• Your goal
Copy out the records in full, word for word, without pictures.
* * * *
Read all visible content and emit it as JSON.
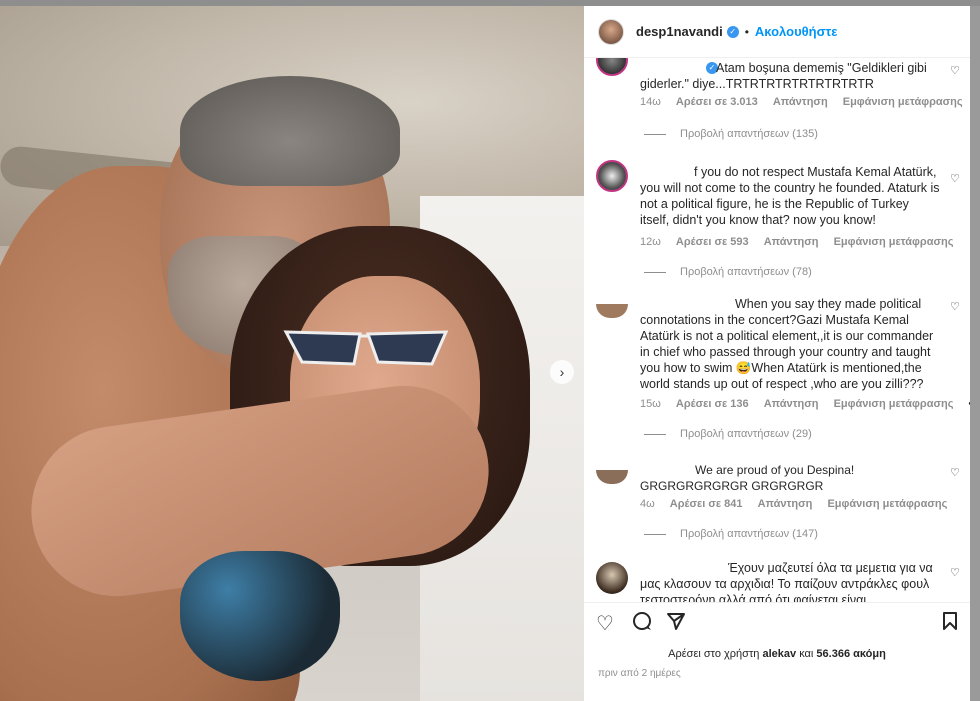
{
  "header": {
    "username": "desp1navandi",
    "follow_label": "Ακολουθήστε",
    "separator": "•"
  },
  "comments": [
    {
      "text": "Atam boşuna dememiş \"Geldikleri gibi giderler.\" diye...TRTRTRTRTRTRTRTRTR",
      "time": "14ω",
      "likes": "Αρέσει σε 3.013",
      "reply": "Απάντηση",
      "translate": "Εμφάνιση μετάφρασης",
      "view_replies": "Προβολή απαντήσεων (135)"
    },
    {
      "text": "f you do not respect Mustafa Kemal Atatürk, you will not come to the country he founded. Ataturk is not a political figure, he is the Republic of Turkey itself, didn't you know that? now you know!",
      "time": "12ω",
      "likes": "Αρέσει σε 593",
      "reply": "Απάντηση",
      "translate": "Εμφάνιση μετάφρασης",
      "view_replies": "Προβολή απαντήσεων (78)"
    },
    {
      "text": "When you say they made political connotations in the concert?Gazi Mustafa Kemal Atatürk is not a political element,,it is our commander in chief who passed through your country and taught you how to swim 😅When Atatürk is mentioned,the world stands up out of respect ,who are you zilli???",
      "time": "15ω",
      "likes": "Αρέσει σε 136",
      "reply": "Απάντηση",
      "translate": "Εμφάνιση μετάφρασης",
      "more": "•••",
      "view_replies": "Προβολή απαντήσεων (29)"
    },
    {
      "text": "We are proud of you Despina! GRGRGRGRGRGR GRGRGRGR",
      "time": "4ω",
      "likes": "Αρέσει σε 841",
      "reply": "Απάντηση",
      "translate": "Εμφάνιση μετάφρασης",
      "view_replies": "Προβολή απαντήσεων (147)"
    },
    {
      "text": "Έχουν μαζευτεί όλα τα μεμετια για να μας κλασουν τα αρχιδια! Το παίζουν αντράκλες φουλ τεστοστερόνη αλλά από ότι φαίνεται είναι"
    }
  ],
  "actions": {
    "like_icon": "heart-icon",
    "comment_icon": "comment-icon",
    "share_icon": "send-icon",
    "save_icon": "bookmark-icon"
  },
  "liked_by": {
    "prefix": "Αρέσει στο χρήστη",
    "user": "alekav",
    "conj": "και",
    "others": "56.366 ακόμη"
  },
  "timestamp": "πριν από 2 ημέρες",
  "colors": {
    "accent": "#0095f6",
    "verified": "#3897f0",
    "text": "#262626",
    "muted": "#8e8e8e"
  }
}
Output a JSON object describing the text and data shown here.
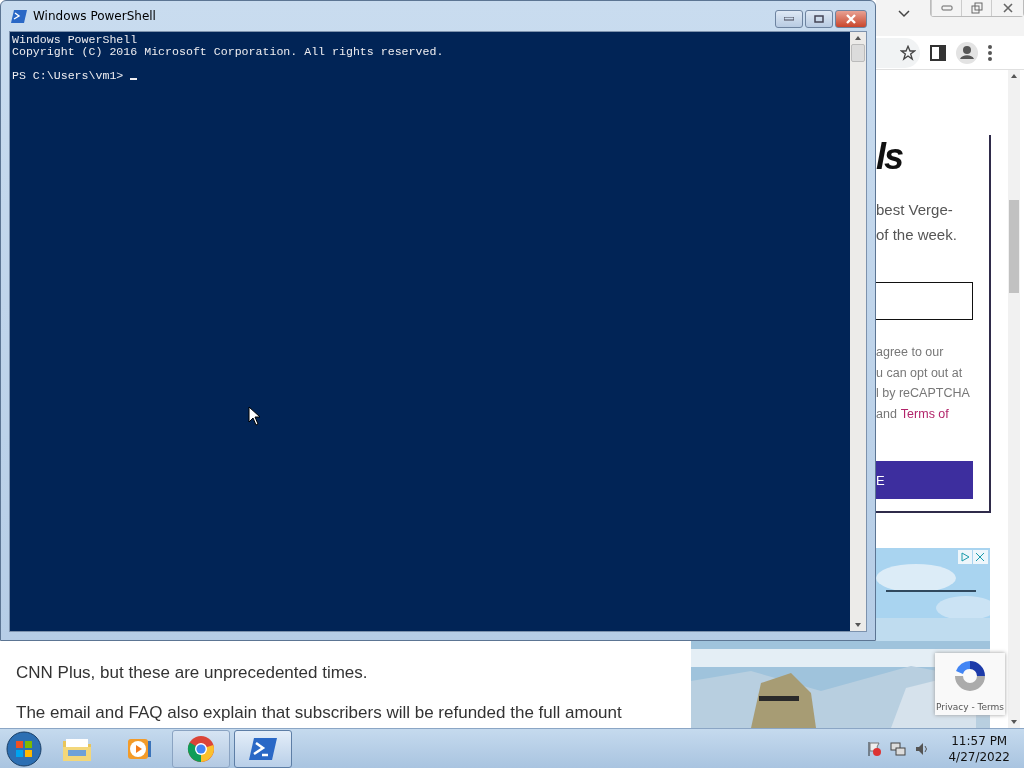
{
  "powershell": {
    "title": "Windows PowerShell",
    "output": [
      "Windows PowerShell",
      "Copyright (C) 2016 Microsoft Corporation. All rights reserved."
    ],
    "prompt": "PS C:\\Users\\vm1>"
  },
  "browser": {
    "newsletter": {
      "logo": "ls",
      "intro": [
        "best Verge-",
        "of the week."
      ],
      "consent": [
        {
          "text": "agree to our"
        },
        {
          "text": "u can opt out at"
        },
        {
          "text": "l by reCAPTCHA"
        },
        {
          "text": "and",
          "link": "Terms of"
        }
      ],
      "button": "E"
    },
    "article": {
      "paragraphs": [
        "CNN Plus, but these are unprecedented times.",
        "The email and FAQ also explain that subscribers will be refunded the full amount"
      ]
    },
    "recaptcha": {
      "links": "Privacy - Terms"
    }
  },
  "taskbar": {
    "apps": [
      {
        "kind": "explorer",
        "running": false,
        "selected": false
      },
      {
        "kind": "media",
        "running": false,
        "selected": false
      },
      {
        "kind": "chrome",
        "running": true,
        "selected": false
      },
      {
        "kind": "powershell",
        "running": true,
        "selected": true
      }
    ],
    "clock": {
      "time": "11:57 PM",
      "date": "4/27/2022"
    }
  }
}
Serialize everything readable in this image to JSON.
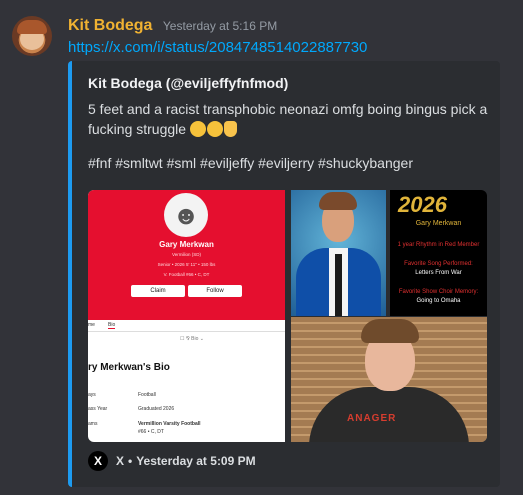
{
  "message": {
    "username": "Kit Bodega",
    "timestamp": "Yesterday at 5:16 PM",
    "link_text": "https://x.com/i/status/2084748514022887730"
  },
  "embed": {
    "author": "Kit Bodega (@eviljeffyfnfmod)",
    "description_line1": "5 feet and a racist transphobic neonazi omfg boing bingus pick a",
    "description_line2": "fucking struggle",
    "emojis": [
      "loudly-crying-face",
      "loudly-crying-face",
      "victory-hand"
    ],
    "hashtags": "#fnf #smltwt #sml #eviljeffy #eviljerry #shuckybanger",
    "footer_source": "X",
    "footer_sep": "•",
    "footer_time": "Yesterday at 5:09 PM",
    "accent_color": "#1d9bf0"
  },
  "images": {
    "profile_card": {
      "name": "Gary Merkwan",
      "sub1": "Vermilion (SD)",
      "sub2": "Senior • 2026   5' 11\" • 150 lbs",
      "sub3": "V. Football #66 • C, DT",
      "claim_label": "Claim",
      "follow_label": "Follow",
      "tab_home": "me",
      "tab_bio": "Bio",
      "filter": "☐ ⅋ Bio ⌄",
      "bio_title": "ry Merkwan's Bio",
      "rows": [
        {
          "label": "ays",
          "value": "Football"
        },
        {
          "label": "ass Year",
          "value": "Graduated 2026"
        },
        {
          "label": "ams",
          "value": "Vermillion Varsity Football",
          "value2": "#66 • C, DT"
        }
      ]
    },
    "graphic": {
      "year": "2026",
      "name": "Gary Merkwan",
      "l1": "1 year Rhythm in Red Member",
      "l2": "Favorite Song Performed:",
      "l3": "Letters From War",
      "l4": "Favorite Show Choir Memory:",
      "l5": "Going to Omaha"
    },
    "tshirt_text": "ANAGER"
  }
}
* * * *
• Written response
Read all visible content and emit it as JSON.
{
  "header": {
    "username": "desp1navandi",
    "follow_label": "Ακολουθήστε",
    "separator": "•"
  },
  "comments": [
    {
      "text": "Atam boşuna dememiş \"Geldikleri gibi giderler.\" diye...TRTRTRTRTRTRTRTRTR",
      "time": "14ω",
      "likes": "Αρέσει σε 3.013",
      "reply": "Απάντηση",
      "translate": "Εμφάνιση μετάφρασης",
      "view_replies": "Προβολή απαντήσεων (135)"
    },
    {
      "text": "f you do not respect Mustafa Kemal Atatürk, you will not come to the country he founded. Ataturk is not a political figure, he is the Republic of Turkey itself, didn't you know that? now you know!",
      "time": "12ω",
      "likes": "Αρέσει σε 593",
      "reply": "Απάντηση",
      "translate": "Εμφάνιση μετάφρασης",
      "view_replies": "Προβολή απαντήσεων (78)"
    },
    {
      "text": "When you say they made political connotations in the concert?Gazi Mustafa Kemal Atatürk is not a political element,,it is our commander in chief who passed through your country and taught you how to swim 😅When Atatürk is mentioned,the world stands up out of respect ,who are you zilli???",
      "time": "15ω",
      "likes": "Αρέσει σε 136",
      "reply": "Απάντηση",
      "translate": "Εμφάνιση μετάφρασης",
      "more": "•••",
      "view_replies": "Προβολή απαντήσεων (29)"
    },
    {
      "text": "We are proud of you Despina! GRGRGRGRGRGR GRGRGRGR",
      "time": "4ω",
      "likes": "Αρέσει σε 841",
      "reply": "Απάντηση",
      "translate": "Εμφάνιση μετάφρασης",
      "view_replies": "Προβολή απαντήσεων (147)"
    },
    {
      "text": "Έχουν μαζευτεί όλα τα μεμετια για να μας κλασουν τα αρχιδια! Το παίζουν αντράκλες φουλ τεστοστερόνη αλλά από ότι φαίνεται είναι"
    }
  ],
  "actions": {
    "like_icon": "heart-icon",
    "comment_icon": "comment-icon",
    "share_icon": "send-icon",
    "save_icon": "bookmark-icon"
  },
  "liked_by": {
    "prefix": "Αρέσει στο χρήστη",
    "user": "alekav",
    "conj": "και",
    "others": "56.366 ακόμη"
  },
  "timestamp": "πριν από 2 ημέρες",
  "colors": {
    "accent": "#0095f6",
    "verified": "#3897f0",
    "text": "#262626",
    "muted": "#8e8e8e"
  }
}
Output a JSON object describing the text and data shown here.
{
  "powershell": {
    "title": "Windows PowerShell",
    "output": [
      "Windows PowerShell",
      "Copyright (C) 2016 Microsoft Corporation. All rights reserved."
    ],
    "prompt": "PS C:\\Users\\vm1>"
  },
  "browser": {
    "newsletter": {
      "logo": "ls",
      "intro": [
        "best Verge-",
        "of the week."
      ],
      "consent": [
        {
          "text": "agree to our"
        },
        {
          "text": "u can opt out at"
        },
        {
          "text": "l by reCAPTCHA"
        },
        {
          "text": "and",
          "link": "Terms of"
        }
      ],
      "button": "E"
    },
    "article": {
      "paragraphs": [
        "CNN Plus, but these are unprecedented times.",
        "The email and FAQ also explain that subscribers will be refunded the full amount"
      ]
    },
    "recaptcha": {
      "links": "Privacy - Terms"
    }
  },
  "taskbar": {
    "apps": [
      {
        "kind": "explorer",
        "running": false,
        "selected": false
      },
      {
        "kind": "media",
        "running": false,
        "selected": false
      },
      {
        "kind": "chrome",
        "running": true,
        "selected": false
      },
      {
        "kind": "powershell",
        "running": true,
        "selected": true
      }
    ],
    "clock": {
      "time": "11:57 PM",
      "date": "4/27/2022"
    }
  }
}
Serialize everything readable in this image to JSON.
{
  "message": {
    "username": "Kit Bodega",
    "timestamp": "Yesterday at 5:16 PM",
    "link_text": "https://x.com/i/status/2084748514022887730"
  },
  "embed": {
    "author": "Kit Bodega (@eviljeffyfnfmod)",
    "description_line1": "5 feet and a racist transphobic neonazi omfg boing bingus pick a",
    "description_line2": "fucking struggle",
    "emojis": [
      "loudly-crying-face",
      "loudly-crying-face",
      "victory-hand"
    ],
    "hashtags": "#fnf #smltwt #sml #eviljeffy #eviljerry #shuckybanger",
    "footer_source": "X",
    "footer_sep": "•",
    "footer_time": "Yesterday at 5:09 PM",
    "accent_color": "#1d9bf0"
  },
  "images": {
    "profile_card": {
      "name": "Gary Merkwan",
      "sub1": "Vermilion (SD)",
      "sub2": "Senior • 2026   5' 11\" • 150 lbs",
      "sub3": "V. Football #66 • C, DT",
      "claim_label": "Claim",
      "follow_label": "Follow",
      "tab_home": "me",
      "tab_bio": "Bio",
      "filter": "☐ ⅋ Bio ⌄",
      "bio_title": "ry Merkwan's Bio",
      "rows": [
        {
          "label": "ays",
          "value": "Football"
        },
        {
          "label": "ass Year",
          "value": "Graduated 2026"
        },
        {
          "label": "ams",
          "value": "Vermillion Varsity Football",
          "value2": "#66 • C, DT"
        }
      ]
    },
    "graphic": {
      "year": "2026",
      "name": "Gary Merkwan",
      "l1": "1 year Rhythm in Red Member",
      "l2": "Favorite Song Performed:",
      "l3": "Letters From War",
      "l4": "Favorite Show Choir Memory:",
      "l5": "Going to Omaha"
    },
    "tshirt_text": "ANAGER"
  }
}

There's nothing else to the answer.